▸ **WHAT IS NEEDED**
Word for word, repeat the entries, minus the pictures.

** begin DATASET EXCERPTS **

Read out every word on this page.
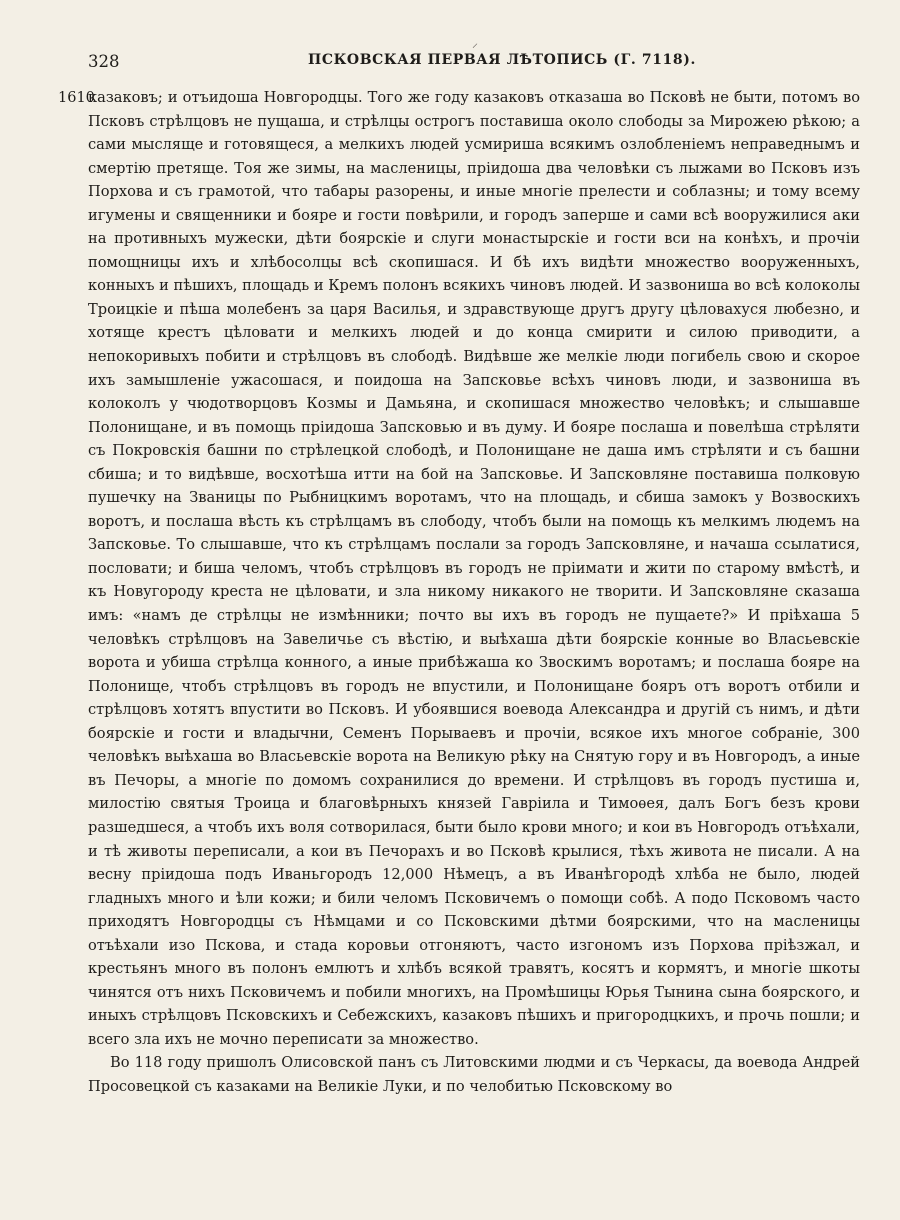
328	ПСКОВСКАЯ ПЕРВАЯ ЛѢТОПИСЬ (Г. 7118).
1610

казаковъ; и отъидоша Новгородцы. Того же году казаковъ отказаша во Псковѣ не быти, потомъ во Псковъ стрѣлцовъ не пущаша, и стрѣлцы острогъ поставиша около слободы за Мирожею рѣкою; а сами мыслящe и готовящеся, а мелкихъ людей усмириша всякимъ озлобленіемъ неправеднымъ и смертію претяще. Тоя же зимы, на масленицы, пріидоша два человѣки съ лыжами во Псковъ изъ Порхова и съ грамотой, что табары разорены, и иные многіе прелести и соблазны; и тому всему игумены и священники и бояре и гости повѣрили, и городъ заперше и сами всѣ вооружилися аки на противныхъ мужески, дѣти боярскіе и слуги монастырскіе и гости вси на конѣхъ, и прочіи помощницы ихъ и хлѣбосолцы всѣ скопишася. И бѣ ихъ видѣти множество вооруженныхъ, конныхъ и пѣшихъ, площадь и Кремъ полонъ всякихъ чиновъ людей. И зазвониша во всѣ колоколы Троицкіе и пѣша молебенъ за царя Василья, и здравствующе другъ другу цѣловахуся любезно, и хотяще крестъ цѣловати и мелкихъ людей и до конца смирити и силою приводити, а непокоривыхъ побити и стрѣлцовъ въ слободѣ. Видѣвше же мелкіе люди погибель свою и скорое ихъ замышленіе ужасошася, и поидоша на Запсковье всѣхъ чиновъ люди, и зазвониша въ колоколъ у чюдотворцовъ Козмы и Дамьяна, и скопишася множество человѣкъ; и слышавше Полонищане, и въ помощь пріидоша Запсковью и въ думу. И бояре послаша и повелѣша стрѣляти съ Покровскія башни по стрѣлецкой слободѣ, и Полонищане не даша имъ стрѣляти и съ башни сбиша; и то видѣвше, восхотѣша итти на бой на Запсковье. И Запсковляне поставиша полковую пушечку на Званицы по Рыбницкимъ воротамъ, что на площадь, и сбиша замокъ у Возвоскихъ воротъ, и послаша вѣсть къ стрѣлцамъ въ слободу, чтобъ были на помощь къ мелкимъ людемъ на Запсковье. То слышавше, что къ стрѣлцамъ послали за городъ Запсковляне, и начаша ссылатися, пословати; и биша челомъ, чтобъ стрѣлцовъ въ городъ не пріимати и жити по старому вмѣстѣ, и къ Новугороду креста не цѣловати, и зла никому никакого не творити. И Запсковляне сказаша имъ: «намъ де стрѣлцы не измѣнники; почто вы ихъ въ городъ не пущаете?» И пріѣхаша 5 человѣкъ стрѣлцовъ на Завеличье съ вѣстію, и выѣхаша дѣти боярскіе конные во Власьевскіе ворота и убиша стрѣлца конного, а иные прибѣжаша ко Звоскимъ воротамъ; и послаша бояре на Полонище, чтобъ стрѣлцовъ въ городъ не впустили, и Полонищане бояръ отъ воротъ отбили и стрѣлцовъ хотятъ впустити во Псковъ. И убоявшися воевода Александра и другій съ нимъ, и дѣти боярскіе и гости и владычни, Семенъ Порываевъ и прочіи, всякое ихъ многое собраніе, 300 человѣкъ выѣхаша во Власьевскіе ворота на Великую рѣку на Снятую гору и въ Новгородъ, а иные въ Печоры, а многіе по домомъ сохранилися до времени. И стрѣлцовъ въ городъ пустиша и, милостію святыя Троица и благовѣрныхъ князей Гавріила и Тимоѳея, далъ Богъ безъ крови разшедшеся, а чтобъ ихъ воля сотворилася, быти было крови много; и кои въ Новгородъ отъѣхали, и тѣ животы переписали, а кои въ Печорахъ и во Псковѣ крылися, тѣхъ живота не писали. А на весну пріидоша подъ Иваньгородъ 12,000 Нѣмецъ, а въ Иванѣгородѣ хлѣба не было, людей гладныхъ много и ѣли кожи; и били челомъ Псковичемъ о помощи собѣ. А подо Псковомъ часто приходятъ Новгородцы съ Нѣмцами и со Псковскими дѣтми боярскими, что на масленицы отъѣхали изо Пскова, и стада коровьи отгоняютъ, часто изгономъ изъ Порхова пріѣзжал, и крестьянъ много въ полонъ емлютъ и хлѣбъ всякой травятъ, косятъ и кормятъ, и многіе шкоты чинятся отъ нихъ Псковичемъ и побили многихъ, на Промѣшицы Юрья Тынина сына боярского, и иныхъ стрѣлцовъ Псковскихъ и Себежскихъ, казаковъ пѣшихъ и пригородцкихъ, и прочь пошли; и всего зла ихъ не мочно переписати за множество.

Во 118 году пришолъ Олисовской панъ съ Литовскими людми и съ Черкасы, да воевода Андрей Просовецкой съ казаками на Великіе Луки, и по челобитью Псковскому во

⸝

** end DATASET EXCERPTS **

▸ **TASK OUTPUT**
Read out every word on this page.
328	ПСКОВСКАЯ ПЕРВАЯ ЛѢТОПИСЬ (Г. 7118).
1610

казаковъ; и отъидоша Новгородцы. Того же году казаковъ отказаша во Псковѣ не быти, потомъ во Псковъ стрѣлцовъ не пущаша, и стрѣлцы острогъ поставиша около слободы за Мирожею рѣкою; а сами мыслящe и готовящеся, а мелкихъ людей усмириша всякимъ озлобленіемъ неправеднымъ и смертію претяще. Тоя же зимы, на масленицы, пріидоша два человѣки съ лыжами во Псковъ изъ Порхова и съ грамотой, что табары разорены, и иные многіе прелести и соблазны; и тому всему игумены и священники и бояре и гости повѣрили, и городъ заперше и сами всѣ вооружилися аки на противныхъ мужески, дѣти боярскіе и слуги монастырскіе и гости вси на конѣхъ, и прочіи помощницы ихъ и хлѣбосолцы всѣ скопишася. И бѣ ихъ видѣти множество вооруженныхъ, конныхъ и пѣшихъ, площадь и Кремъ полонъ всякихъ чиновъ людей. И зазвониша во всѣ колоколы Троицкіе и пѣша молебенъ за царя Василья, и здравствующе другъ другу цѣловахуся любезно, и хотяще крестъ цѣловати и мелкихъ людей и до конца смирити и силою приводити, а непокоривыхъ побити и стрѣлцовъ въ слободѣ. Видѣвше же мелкіе люди погибель свою и скорое ихъ замышленіе ужасошася, и поидоша на Запсковье всѣхъ чиновъ люди, и зазвониша въ колоколъ у чюдотворцовъ Козмы и Дамьяна, и скопишася множество человѣкъ; и слышавше Полонищане, и въ помощь пріидоша Запсковью и въ думу. И бояре послаша и повелѣша стрѣляти съ Покровскія башни по стрѣлецкой слободѣ, и Полонищане не даша имъ стрѣляти и съ башни сбиша; и то видѣвше, восхотѣша итти на бой на Запсковье. И Запсковляне поставиша полковую пушечку на Званицы по Рыбницкимъ воротамъ, что на площадь, и сбиша замокъ у Возвоскихъ воротъ, и послаша вѣсть къ стрѣлцамъ въ слободу, чтобъ были на помощь къ мелкимъ людемъ на Запсковье. То слышавше, что къ стрѣлцамъ послали за городъ Запсковляне, и начаша ссылатися, пословати; и биша челомъ, чтобъ стрѣлцовъ въ городъ не пріимати и жити по старому вмѣстѣ, и къ Новугороду креста не цѣловати, и зла никому никакого не творити. И Запсковляне сказаша имъ: «намъ де стрѣлцы не измѣнники; почто вы ихъ въ городъ не пущаете?» И пріѣхаша 5 человѣкъ стрѣлцовъ на Завеличье съ вѣстію, и выѣхаша дѣти боярскіе конные во Власьевскіе ворота и убиша стрѣлца конного, а иные прибѣжаша ко Звоскимъ воротамъ; и послаша бояре на Полонище, чтобъ стрѣлцовъ въ городъ не впустили, и Полонищане бояръ отъ воротъ отбили и стрѣлцовъ хотятъ впустити во Псковъ. И убоявшися воевода Александра и другій съ нимъ, и дѣти боярскіе и гости и владычни, Семенъ Порываевъ и прочіи, всякое ихъ многое собраніе, 300 человѣкъ выѣхаша во Власьевскіе ворота на Великую рѣку на Снятую гору и въ Новгородъ, а иные въ Печоры, а многіе по домомъ сохранилися до времени. И стрѣлцовъ въ городъ пустиша и, милостію святыя Троица и благовѣрныхъ князей Гавріила и Тимоѳея, далъ Богъ безъ крови разшедшеся, а чтобъ ихъ воля сотворилася, быти было крови много; и кои въ Новгородъ отъѣхали, и тѣ животы переписали, а кои въ Печорахъ и во Псковѣ крылися, тѣхъ живота не писали. А на весну пріидоша подъ Иваньгородъ 12,000 Нѣмецъ, а въ Иванѣгородѣ хлѣба не было, людей гладныхъ много и ѣли кожи; и били челомъ Псковичемъ о помощи собѣ. А подо Псковомъ часто приходятъ Новгородцы съ Нѣмцами и со Псковскими дѣтми боярскими, что на масленицы отъѣхали изо Пскова, и стада коровьи отгоняютъ, часто изгономъ изъ Порхова пріѣзжал, и крестьянъ много въ полонъ емлютъ и хлѣбъ всякой травятъ, косятъ и кормятъ, и многіе шкоты чинятся отъ нихъ Псковичемъ и побили многихъ, на Промѣшицы Юрья Тынина сына боярского, и иныхъ стрѣлцовъ Псковскихъ и Себежскихъ, казаковъ пѣшихъ и пригородцкихъ, и прочь пошли; и всего зла ихъ не мочно переписати за множество.

Во 118 году пришолъ Олисовской панъ съ Литовскими людми и съ Черкасы, да воевода Андрей Просовецкой съ казаками на Великіе Луки, и по челобитью Псковскому во

⸝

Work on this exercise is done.